WRITTEN REQUEST: Copy each line of the records below verbatim, with no changes.
----- SOURCE MATERIAL
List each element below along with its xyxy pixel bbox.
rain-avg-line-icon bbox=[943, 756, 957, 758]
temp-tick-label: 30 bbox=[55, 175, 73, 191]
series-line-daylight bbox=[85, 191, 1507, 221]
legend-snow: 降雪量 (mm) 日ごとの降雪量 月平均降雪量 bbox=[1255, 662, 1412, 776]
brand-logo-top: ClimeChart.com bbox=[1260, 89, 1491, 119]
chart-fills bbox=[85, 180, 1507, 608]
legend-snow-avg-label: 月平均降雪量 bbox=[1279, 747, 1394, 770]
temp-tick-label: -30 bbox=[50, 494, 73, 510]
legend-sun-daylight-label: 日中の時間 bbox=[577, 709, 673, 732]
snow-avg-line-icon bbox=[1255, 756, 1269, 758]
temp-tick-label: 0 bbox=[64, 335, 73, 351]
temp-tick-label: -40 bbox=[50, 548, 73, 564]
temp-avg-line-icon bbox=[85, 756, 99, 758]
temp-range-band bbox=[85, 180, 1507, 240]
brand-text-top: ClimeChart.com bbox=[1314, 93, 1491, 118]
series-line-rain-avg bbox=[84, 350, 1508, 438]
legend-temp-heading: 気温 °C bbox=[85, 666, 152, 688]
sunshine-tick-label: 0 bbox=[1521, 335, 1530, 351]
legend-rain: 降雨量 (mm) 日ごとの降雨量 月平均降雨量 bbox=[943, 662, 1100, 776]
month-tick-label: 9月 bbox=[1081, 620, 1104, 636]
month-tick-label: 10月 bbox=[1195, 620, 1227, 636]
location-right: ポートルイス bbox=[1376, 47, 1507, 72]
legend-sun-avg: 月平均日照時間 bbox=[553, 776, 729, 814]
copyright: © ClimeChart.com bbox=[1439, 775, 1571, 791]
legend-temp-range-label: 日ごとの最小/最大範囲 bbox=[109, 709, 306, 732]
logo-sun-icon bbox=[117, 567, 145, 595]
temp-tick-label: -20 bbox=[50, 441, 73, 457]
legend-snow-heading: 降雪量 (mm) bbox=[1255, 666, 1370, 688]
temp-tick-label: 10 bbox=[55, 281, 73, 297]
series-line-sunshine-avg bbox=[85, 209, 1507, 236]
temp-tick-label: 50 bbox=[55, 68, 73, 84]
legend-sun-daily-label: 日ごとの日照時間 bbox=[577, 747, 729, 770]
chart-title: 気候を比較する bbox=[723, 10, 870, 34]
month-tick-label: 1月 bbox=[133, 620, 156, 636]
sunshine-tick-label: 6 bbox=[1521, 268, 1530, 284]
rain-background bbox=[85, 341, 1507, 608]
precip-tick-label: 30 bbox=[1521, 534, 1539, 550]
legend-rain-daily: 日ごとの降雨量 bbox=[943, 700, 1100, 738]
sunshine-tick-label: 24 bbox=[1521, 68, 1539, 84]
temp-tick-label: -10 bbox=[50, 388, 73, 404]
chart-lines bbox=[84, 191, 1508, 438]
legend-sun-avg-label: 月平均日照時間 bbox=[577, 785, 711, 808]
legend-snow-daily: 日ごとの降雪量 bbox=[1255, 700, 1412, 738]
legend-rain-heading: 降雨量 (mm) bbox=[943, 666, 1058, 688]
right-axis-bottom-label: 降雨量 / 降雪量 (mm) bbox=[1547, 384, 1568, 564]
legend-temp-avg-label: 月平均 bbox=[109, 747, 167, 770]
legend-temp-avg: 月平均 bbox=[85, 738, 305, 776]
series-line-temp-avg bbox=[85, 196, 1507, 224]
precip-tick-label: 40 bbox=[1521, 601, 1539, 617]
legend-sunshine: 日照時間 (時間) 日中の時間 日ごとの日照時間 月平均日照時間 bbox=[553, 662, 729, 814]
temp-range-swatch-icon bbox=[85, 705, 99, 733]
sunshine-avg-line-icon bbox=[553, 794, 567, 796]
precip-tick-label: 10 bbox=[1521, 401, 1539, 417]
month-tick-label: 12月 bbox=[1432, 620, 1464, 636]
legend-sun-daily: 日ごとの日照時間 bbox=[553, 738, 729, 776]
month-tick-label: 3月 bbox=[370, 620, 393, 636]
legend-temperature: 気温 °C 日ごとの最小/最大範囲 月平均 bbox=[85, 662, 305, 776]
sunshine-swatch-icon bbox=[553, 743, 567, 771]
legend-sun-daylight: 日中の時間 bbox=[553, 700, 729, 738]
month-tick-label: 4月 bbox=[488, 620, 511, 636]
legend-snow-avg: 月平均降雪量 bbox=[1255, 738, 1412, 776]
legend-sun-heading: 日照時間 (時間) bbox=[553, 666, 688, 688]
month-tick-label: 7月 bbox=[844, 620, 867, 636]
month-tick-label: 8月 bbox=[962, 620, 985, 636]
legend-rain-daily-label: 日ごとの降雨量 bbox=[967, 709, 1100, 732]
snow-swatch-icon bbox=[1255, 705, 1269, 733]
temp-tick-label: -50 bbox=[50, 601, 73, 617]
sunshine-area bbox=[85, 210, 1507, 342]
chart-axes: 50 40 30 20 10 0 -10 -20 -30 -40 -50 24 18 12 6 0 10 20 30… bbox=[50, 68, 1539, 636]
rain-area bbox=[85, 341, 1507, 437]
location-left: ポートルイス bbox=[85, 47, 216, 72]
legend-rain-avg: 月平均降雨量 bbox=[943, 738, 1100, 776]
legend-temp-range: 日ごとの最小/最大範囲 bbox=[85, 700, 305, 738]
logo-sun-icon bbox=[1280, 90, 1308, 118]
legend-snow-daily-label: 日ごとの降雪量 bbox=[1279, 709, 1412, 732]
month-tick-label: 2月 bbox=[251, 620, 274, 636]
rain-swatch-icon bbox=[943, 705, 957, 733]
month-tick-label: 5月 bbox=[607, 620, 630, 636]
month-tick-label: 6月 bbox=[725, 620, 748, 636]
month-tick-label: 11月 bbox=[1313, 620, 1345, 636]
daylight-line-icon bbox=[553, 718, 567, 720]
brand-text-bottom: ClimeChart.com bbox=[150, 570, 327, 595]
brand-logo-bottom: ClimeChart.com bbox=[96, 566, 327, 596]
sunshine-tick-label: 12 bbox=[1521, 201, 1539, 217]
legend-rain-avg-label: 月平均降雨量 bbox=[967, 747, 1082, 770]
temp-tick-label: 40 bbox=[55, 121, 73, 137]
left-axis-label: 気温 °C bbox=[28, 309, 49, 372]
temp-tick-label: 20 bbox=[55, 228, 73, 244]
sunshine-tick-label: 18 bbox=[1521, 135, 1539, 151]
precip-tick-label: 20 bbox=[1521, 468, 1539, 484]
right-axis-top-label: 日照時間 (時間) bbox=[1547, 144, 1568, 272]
----------
FINAL RESULT:
List each element below along with its xyxy pixel bbox.
rain-avg-line-icon bbox=[943, 756, 957, 758]
temp-tick-label: 30 bbox=[55, 175, 73, 191]
series-line-daylight bbox=[85, 191, 1507, 221]
legend-snow: 降雪量 (mm) 日ごとの降雪量 月平均降雪量 bbox=[1255, 662, 1412, 776]
brand-logo-top: ClimeChart.com bbox=[1260, 89, 1491, 119]
chart-fills bbox=[85, 180, 1507, 608]
legend-snow-avg-label: 月平均降雪量 bbox=[1279, 747, 1394, 770]
temp-tick-label: -30 bbox=[50, 494, 73, 510]
legend-sun-daylight-label: 日中の時間 bbox=[577, 709, 673, 732]
snow-avg-line-icon bbox=[1255, 756, 1269, 758]
temp-tick-label: 0 bbox=[64, 335, 73, 351]
temp-tick-label: -40 bbox=[50, 548, 73, 564]
temp-avg-line-icon bbox=[85, 756, 99, 758]
temp-range-band bbox=[85, 180, 1507, 240]
brand-text-top: ClimeChart.com bbox=[1314, 93, 1491, 118]
series-line-rain-avg bbox=[84, 350, 1508, 438]
legend-temp-heading: 気温 °C bbox=[85, 666, 152, 688]
sunshine-tick-label: 0 bbox=[1521, 335, 1530, 351]
legend-rain: 降雨量 (mm) 日ごとの降雨量 月平均降雨量 bbox=[943, 662, 1100, 776]
month-tick-label: 9月 bbox=[1081, 620, 1104, 636]
month-tick-label: 10月 bbox=[1195, 620, 1227, 636]
location-right: ポートルイス bbox=[1376, 47, 1507, 72]
legend-sun-avg: 月平均日照時間 bbox=[553, 776, 729, 814]
copyright: © ClimeChart.com bbox=[1439, 775, 1571, 791]
legend-temp-range-label: 日ごとの最小/最大範囲 bbox=[109, 709, 306, 732]
logo-sun-icon bbox=[117, 567, 145, 595]
temp-tick-label: -20 bbox=[50, 441, 73, 457]
legend-snow-heading: 降雪量 (mm) bbox=[1255, 666, 1370, 688]
temp-tick-label: 10 bbox=[55, 281, 73, 297]
series-line-sunshine-avg bbox=[85, 209, 1507, 236]
temp-tick-label: 50 bbox=[55, 68, 73, 84]
legend-sun-daily-label: 日ごとの日照時間 bbox=[577, 747, 729, 770]
chart-title: 気候を比較する bbox=[723, 10, 870, 34]
month-tick-label: 1月 bbox=[133, 620, 156, 636]
sunshine-tick-label: 6 bbox=[1521, 268, 1530, 284]
rain-background bbox=[85, 341, 1507, 608]
precip-tick-label: 30 bbox=[1521, 534, 1539, 550]
legend-rain-daily: 日ごとの降雨量 bbox=[943, 700, 1100, 738]
sunshine-tick-label: 24 bbox=[1521, 68, 1539, 84]
temp-tick-label: -10 bbox=[50, 388, 73, 404]
chart-lines bbox=[84, 191, 1508, 438]
legend-sun-avg-label: 月平均日照時間 bbox=[577, 785, 711, 808]
legend-snow-daily: 日ごとの降雪量 bbox=[1255, 700, 1412, 738]
legend-rain-heading: 降雨量 (mm) bbox=[943, 666, 1058, 688]
right-axis-bottom-label: 降雨量 / 降雪量 (mm) bbox=[1547, 384, 1568, 564]
legend-temp-avg-label: 月平均 bbox=[109, 747, 167, 770]
legend-temp-avg: 月平均 bbox=[85, 738, 305, 776]
series-line-temp-avg bbox=[85, 196, 1507, 224]
precip-tick-label: 40 bbox=[1521, 601, 1539, 617]
legend-sunshine: 日照時間 (時間) 日中の時間 日ごとの日照時間 月平均日照時間 bbox=[553, 662, 729, 814]
temp-range-swatch-icon bbox=[85, 705, 99, 733]
sunshine-avg-line-icon bbox=[553, 794, 567, 796]
precip-tick-label: 10 bbox=[1521, 401, 1539, 417]
month-tick-label: 12月 bbox=[1432, 620, 1464, 636]
legend-sun-daily: 日ごとの日照時間 bbox=[553, 738, 729, 776]
month-tick-label: 3月 bbox=[370, 620, 393, 636]
legend-temperature: 気温 °C 日ごとの最小/最大範囲 月平均 bbox=[85, 662, 305, 776]
sunshine-swatch-icon bbox=[553, 743, 567, 771]
legend-sun-daylight: 日中の時間 bbox=[553, 700, 729, 738]
month-tick-label: 4月 bbox=[488, 620, 511, 636]
legend-snow-avg: 月平均降雪量 bbox=[1255, 738, 1412, 776]
legend-sun-heading: 日照時間 (時間) bbox=[553, 666, 688, 688]
month-tick-label: 7月 bbox=[844, 620, 867, 636]
month-tick-label: 8月 bbox=[962, 620, 985, 636]
legend-rain-daily-label: 日ごとの降雨量 bbox=[967, 709, 1100, 732]
snow-swatch-icon bbox=[1255, 705, 1269, 733]
temp-tick-label: -50 bbox=[50, 601, 73, 617]
sunshine-area bbox=[85, 210, 1507, 342]
chart-axes: 50 40 30 20 10 0 -10 -20 -30 -40 -50 24 18 12 6 0 10 20 30… bbox=[50, 68, 1539, 636]
rain-area bbox=[85, 341, 1507, 437]
location-left: ポートルイス bbox=[85, 47, 216, 72]
legend-rain-avg: 月平均降雨量 bbox=[943, 738, 1100, 776]
legend-temp-range: 日ごとの最小/最大範囲 bbox=[85, 700, 305, 738]
logo-sun-icon bbox=[1280, 90, 1308, 118]
legend-snow-daily-label: 日ごとの降雪量 bbox=[1279, 709, 1412, 732]
month-tick-label: 2月 bbox=[251, 620, 274, 636]
rain-swatch-icon bbox=[943, 705, 957, 733]
month-tick-label: 5月 bbox=[607, 620, 630, 636]
month-tick-label: 6月 bbox=[725, 620, 748, 636]
month-tick-label: 11月 bbox=[1313, 620, 1345, 636]
daylight-line-icon bbox=[553, 718, 567, 720]
brand-text-bottom: ClimeChart.com bbox=[150, 570, 327, 595]
brand-logo-bottom: ClimeChart.com bbox=[96, 566, 327, 596]
sunshine-tick-label: 12 bbox=[1521, 201, 1539, 217]
legend-rain-avg-label: 月平均降雨量 bbox=[967, 747, 1082, 770]
temp-tick-label: 40 bbox=[55, 121, 73, 137]
left-axis-label: 気温 °C bbox=[28, 309, 49, 372]
temp-tick-label: 20 bbox=[55, 228, 73, 244]
sunshine-tick-label: 18 bbox=[1521, 135, 1539, 151]
precip-tick-label: 20 bbox=[1521, 468, 1539, 484]
right-axis-top-label: 日照時間 (時間) bbox=[1547, 144, 1568, 272]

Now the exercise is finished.